§ Exercise prompt:
Give the number of lines in the records below that include "title". Reply with that number alone.

*** Material for this task ***

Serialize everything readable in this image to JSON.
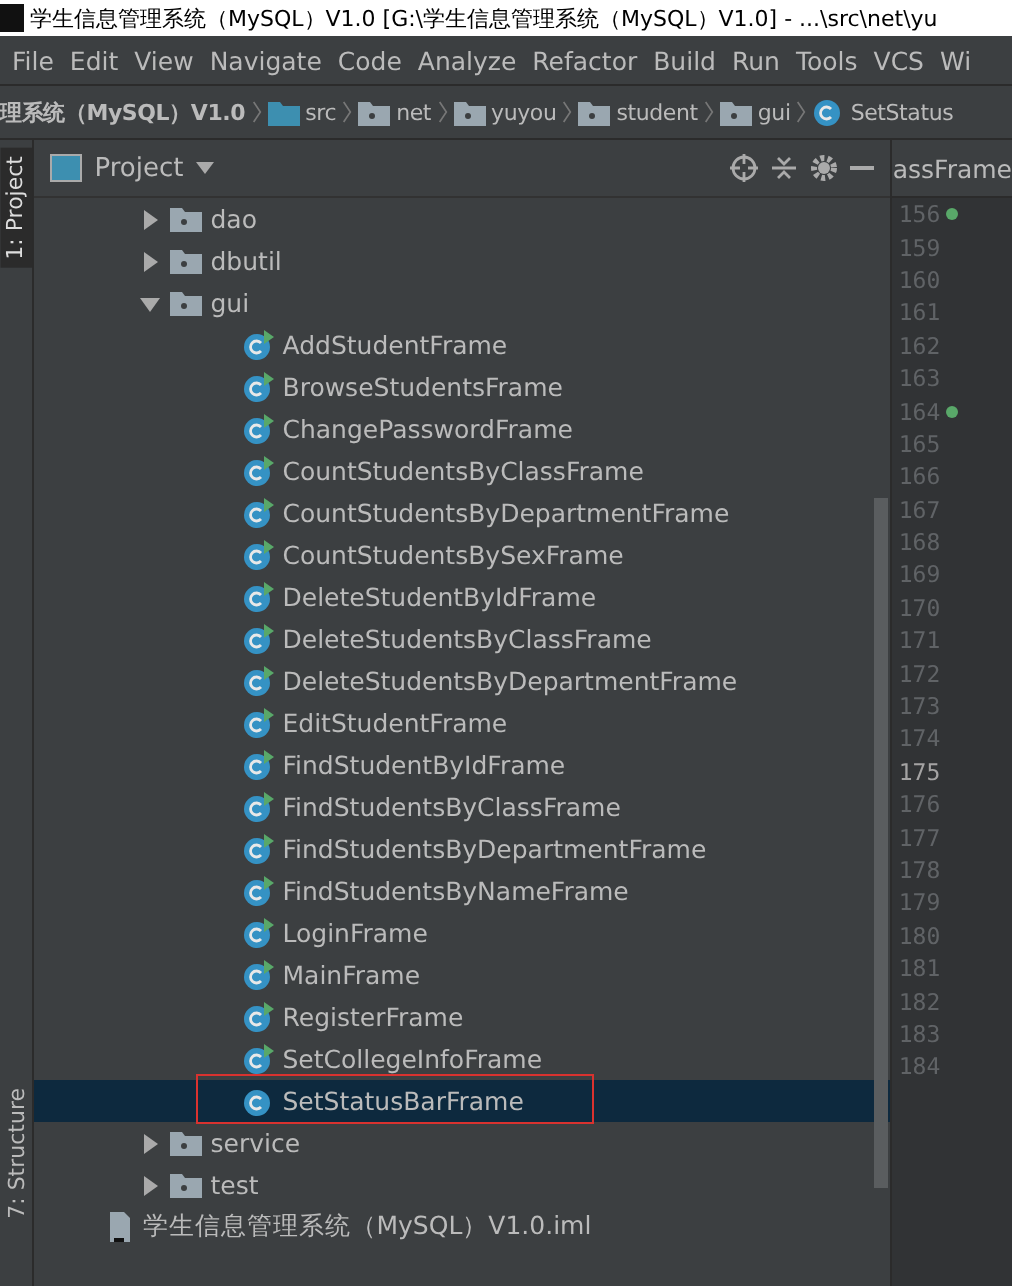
{
  "window": {
    "title": "学生信息管理系统（MySQL）V1.0 [G:\\学生信息管理系统（MySQL）V1.0] - ...\\src\\net\\yu"
  },
  "menu": [
    "File",
    "Edit",
    "View",
    "Navigate",
    "Code",
    "Analyze",
    "Refactor",
    "Build",
    "Run",
    "Tools",
    "VCS",
    "Wi"
  ],
  "breadcrumb": [
    {
      "label": "理系统（MySQL）V1.0",
      "kind": "project"
    },
    {
      "label": "src",
      "kind": "source"
    },
    {
      "label": "net",
      "kind": "package"
    },
    {
      "label": "yuyou",
      "kind": "package"
    },
    {
      "label": "student",
      "kind": "package"
    },
    {
      "label": "gui",
      "kind": "package"
    },
    {
      "label": "SetStatus",
      "kind": "class"
    }
  ],
  "side_tabs": [
    {
      "label": "1: Project",
      "selected": true
    },
    {
      "label": "7: Structure",
      "selected": false
    }
  ],
  "project_panel": {
    "title": "Project",
    "tree": [
      {
        "label": "dao",
        "kind": "package",
        "expanded": false
      },
      {
        "label": "dbutil",
        "kind": "package",
        "expanded": false
      },
      {
        "label": "gui",
        "kind": "package",
        "expanded": true,
        "children": [
          {
            "label": "AddStudentFrame",
            "kind": "runnable-class",
            "selected": false
          },
          {
            "label": "BrowseStudentsFrame",
            "kind": "runnable-class",
            "selected": false
          },
          {
            "label": "ChangePasswordFrame",
            "kind": "runnable-class",
            "selected": false
          },
          {
            "label": "CountStudentsByClassFrame",
            "kind": "runnable-class",
            "selected": false
          },
          {
            "label": "CountStudentsByDepartmentFrame",
            "kind": "runnable-class",
            "selected": false
          },
          {
            "label": "CountStudentsBySexFrame",
            "kind": "runnable-class",
            "selected": false
          },
          {
            "label": "DeleteStudentByIdFrame",
            "kind": "runnable-class",
            "selected": false
          },
          {
            "label": "DeleteStudentsByClassFrame",
            "kind": "runnable-class",
            "selected": false
          },
          {
            "label": "DeleteStudentsByDepartmentFrame",
            "kind": "runnable-class",
            "selected": false
          },
          {
            "label": "EditStudentFrame",
            "kind": "runnable-class",
            "selected": false
          },
          {
            "label": "FindStudentByIdFrame",
            "kind": "runnable-class",
            "selected": false
          },
          {
            "label": "FindStudentsByClassFrame",
            "kind": "runnable-class",
            "selected": false
          },
          {
            "label": "FindStudentsByDepartmentFrame",
            "kind": "runnable-class",
            "selected": false
          },
          {
            "label": "FindStudentsByNameFrame",
            "kind": "runnable-class",
            "selected": false
          },
          {
            "label": "LoginFrame",
            "kind": "runnable-class",
            "selected": false
          },
          {
            "label": "MainFrame",
            "kind": "runnable-class",
            "selected": false
          },
          {
            "label": "RegisterFrame",
            "kind": "runnable-class",
            "selected": false
          },
          {
            "label": "SetCollegeInfoFrame",
            "kind": "runnable-class",
            "selected": false
          },
          {
            "label": "SetStatusBarFrame",
            "kind": "class",
            "selected": true
          }
        ]
      },
      {
        "label": "service",
        "kind": "package",
        "expanded": false
      },
      {
        "label": "test",
        "kind": "package",
        "expanded": false
      },
      {
        "label": "学生信息管理系统（MySQL）V1.0.iml",
        "kind": "file"
      }
    ]
  },
  "editor": {
    "tab": "assFrame",
    "lines": [
      {
        "number": "156",
        "current": false,
        "marker": true
      },
      {
        "number": "159",
        "current": false,
        "marker": false
      },
      {
        "number": "160",
        "current": false,
        "marker": false
      },
      {
        "number": "161",
        "current": false,
        "marker": false
      },
      {
        "number": "162",
        "current": false,
        "marker": false
      },
      {
        "number": "163",
        "current": false,
        "marker": false
      },
      {
        "number": "164",
        "current": false,
        "marker": true
      },
      {
        "number": "165",
        "current": false,
        "marker": false
      },
      {
        "number": "166",
        "current": false,
        "marker": false
      },
      {
        "number": "167",
        "current": false,
        "marker": false
      },
      {
        "number": "168",
        "current": false,
        "marker": false
      },
      {
        "number": "169",
        "current": false,
        "marker": false
      },
      {
        "number": "170",
        "current": false,
        "marker": false
      },
      {
        "number": "171",
        "current": false,
        "marker": false
      },
      {
        "number": "172",
        "current": false,
        "marker": false
      },
      {
        "number": "173",
        "current": false,
        "marker": false
      },
      {
        "number": "174",
        "current": false,
        "marker": false
      },
      {
        "number": "175",
        "current": true,
        "marker": false
      },
      {
        "number": "176",
        "current": false,
        "marker": false
      },
      {
        "number": "177",
        "current": false,
        "marker": false
      },
      {
        "number": "178",
        "current": false,
        "marker": false
      },
      {
        "number": "179",
        "current": false,
        "marker": false
      },
      {
        "number": "180",
        "current": false,
        "marker": false
      },
      {
        "number": "181",
        "current": false,
        "marker": false
      },
      {
        "number": "182",
        "current": false,
        "marker": false
      },
      {
        "number": "183",
        "current": false,
        "marker": false
      },
      {
        "number": "184",
        "current": false,
        "marker": false
      }
    ]
  }
}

***

§ Solution for this exercise:
2